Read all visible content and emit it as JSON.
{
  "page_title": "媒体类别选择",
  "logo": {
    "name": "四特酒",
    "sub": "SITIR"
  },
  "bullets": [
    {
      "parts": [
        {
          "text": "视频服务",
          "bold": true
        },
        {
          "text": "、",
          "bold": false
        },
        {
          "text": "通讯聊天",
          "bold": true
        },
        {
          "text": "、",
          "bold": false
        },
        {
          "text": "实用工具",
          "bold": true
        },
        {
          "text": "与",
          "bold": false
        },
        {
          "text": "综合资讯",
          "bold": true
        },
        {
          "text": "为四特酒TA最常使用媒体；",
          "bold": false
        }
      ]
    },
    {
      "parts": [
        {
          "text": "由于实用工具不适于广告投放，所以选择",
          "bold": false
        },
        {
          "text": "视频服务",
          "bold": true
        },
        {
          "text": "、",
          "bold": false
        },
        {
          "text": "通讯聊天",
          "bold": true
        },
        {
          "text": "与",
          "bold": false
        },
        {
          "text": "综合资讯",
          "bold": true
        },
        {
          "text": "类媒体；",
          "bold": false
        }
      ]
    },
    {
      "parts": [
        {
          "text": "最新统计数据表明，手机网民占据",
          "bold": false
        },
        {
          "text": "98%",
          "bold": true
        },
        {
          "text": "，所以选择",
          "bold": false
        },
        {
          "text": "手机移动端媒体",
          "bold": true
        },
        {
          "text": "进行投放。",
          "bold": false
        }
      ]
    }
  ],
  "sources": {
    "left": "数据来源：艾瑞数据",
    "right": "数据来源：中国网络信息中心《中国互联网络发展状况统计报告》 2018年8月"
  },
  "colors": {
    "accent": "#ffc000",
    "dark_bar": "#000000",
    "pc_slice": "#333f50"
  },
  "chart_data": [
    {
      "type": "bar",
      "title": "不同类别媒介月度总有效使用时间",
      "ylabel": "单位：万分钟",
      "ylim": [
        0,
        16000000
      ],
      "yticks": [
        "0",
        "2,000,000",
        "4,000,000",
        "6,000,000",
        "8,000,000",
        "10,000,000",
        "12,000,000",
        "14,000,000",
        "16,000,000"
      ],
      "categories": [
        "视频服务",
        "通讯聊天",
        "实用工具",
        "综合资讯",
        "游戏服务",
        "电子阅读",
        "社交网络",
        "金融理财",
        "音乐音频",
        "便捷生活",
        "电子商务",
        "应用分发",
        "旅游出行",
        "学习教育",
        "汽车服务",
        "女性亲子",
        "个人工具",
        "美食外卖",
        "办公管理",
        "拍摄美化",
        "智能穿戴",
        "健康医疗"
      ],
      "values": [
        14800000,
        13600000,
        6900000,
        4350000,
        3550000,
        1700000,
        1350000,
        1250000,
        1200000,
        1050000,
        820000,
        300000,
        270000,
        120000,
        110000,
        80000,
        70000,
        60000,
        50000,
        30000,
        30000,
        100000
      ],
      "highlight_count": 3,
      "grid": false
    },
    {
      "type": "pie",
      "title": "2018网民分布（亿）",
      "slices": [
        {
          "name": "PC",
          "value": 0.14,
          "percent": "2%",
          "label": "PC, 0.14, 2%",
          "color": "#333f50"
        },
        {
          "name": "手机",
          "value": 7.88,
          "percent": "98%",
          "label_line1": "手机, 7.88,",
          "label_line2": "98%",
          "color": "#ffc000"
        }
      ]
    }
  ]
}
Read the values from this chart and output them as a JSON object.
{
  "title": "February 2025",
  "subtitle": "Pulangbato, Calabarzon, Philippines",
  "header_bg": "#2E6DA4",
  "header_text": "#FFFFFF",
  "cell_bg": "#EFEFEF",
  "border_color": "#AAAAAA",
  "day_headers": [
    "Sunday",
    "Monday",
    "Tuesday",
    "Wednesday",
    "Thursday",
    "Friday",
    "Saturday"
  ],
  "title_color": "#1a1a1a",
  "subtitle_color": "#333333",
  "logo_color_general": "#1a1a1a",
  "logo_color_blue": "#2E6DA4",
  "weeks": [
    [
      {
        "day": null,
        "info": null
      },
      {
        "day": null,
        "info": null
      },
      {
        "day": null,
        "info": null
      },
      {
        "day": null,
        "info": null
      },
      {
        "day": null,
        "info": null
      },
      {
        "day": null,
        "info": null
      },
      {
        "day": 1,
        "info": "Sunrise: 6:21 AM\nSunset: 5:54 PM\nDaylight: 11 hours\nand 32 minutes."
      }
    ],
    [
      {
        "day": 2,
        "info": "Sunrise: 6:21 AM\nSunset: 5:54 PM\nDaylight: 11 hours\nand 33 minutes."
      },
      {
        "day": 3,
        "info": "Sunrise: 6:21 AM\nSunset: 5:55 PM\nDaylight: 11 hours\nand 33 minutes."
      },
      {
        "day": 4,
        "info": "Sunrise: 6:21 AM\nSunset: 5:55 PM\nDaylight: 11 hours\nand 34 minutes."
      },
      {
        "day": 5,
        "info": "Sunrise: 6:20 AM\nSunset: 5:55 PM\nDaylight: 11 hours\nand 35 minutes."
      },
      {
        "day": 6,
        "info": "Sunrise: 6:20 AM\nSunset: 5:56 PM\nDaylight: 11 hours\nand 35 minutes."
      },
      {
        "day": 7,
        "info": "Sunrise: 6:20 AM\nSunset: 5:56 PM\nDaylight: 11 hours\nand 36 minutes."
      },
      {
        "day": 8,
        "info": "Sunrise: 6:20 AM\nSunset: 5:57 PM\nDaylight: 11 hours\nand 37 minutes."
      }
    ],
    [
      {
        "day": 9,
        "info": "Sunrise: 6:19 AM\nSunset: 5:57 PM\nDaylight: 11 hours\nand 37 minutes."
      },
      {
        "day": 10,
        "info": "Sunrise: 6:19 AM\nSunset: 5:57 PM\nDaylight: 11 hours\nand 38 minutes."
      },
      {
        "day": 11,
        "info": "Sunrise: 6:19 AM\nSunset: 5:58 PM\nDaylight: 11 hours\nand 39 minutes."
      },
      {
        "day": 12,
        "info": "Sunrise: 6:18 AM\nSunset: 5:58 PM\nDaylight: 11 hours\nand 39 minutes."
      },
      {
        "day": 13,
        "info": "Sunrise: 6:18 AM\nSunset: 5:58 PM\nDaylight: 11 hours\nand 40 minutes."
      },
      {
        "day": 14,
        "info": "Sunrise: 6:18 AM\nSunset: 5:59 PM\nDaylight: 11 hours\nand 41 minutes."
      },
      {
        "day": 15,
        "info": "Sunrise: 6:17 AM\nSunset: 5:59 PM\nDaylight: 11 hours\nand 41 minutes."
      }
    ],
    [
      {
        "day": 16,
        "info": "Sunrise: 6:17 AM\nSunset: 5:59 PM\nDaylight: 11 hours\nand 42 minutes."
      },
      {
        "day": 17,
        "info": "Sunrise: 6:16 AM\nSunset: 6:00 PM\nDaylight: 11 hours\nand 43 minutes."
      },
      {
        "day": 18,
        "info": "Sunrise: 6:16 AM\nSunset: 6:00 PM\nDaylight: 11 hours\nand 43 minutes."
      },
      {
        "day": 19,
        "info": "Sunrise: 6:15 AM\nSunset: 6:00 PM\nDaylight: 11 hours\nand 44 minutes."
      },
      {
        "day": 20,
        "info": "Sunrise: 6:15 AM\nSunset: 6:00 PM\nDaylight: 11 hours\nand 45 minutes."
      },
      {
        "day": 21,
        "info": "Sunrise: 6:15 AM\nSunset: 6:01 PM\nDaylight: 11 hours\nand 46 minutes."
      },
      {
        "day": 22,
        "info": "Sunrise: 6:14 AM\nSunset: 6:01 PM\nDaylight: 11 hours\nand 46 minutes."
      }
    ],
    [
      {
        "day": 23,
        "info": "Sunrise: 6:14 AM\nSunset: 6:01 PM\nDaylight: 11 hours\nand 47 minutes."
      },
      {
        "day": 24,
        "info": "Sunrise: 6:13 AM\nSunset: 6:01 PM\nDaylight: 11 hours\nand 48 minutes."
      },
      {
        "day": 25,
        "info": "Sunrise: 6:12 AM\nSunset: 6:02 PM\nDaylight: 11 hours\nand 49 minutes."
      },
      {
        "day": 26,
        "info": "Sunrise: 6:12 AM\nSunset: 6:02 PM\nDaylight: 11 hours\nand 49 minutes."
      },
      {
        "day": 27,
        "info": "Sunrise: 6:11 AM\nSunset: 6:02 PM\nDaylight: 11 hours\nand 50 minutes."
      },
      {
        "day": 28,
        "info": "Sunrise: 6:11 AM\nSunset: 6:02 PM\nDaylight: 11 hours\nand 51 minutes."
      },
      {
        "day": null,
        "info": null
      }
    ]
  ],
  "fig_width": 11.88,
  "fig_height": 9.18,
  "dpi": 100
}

| EXERCISE PROMPT |
For this exercise, gather every line of the data that contains the word "数据来源".

| TASK ANSWER |
    "left": "数据来源：艾瑞数据",
    "right": "数据来源：中国网络信息中心《中国互联网络发展状况统计报告》 2018年8月"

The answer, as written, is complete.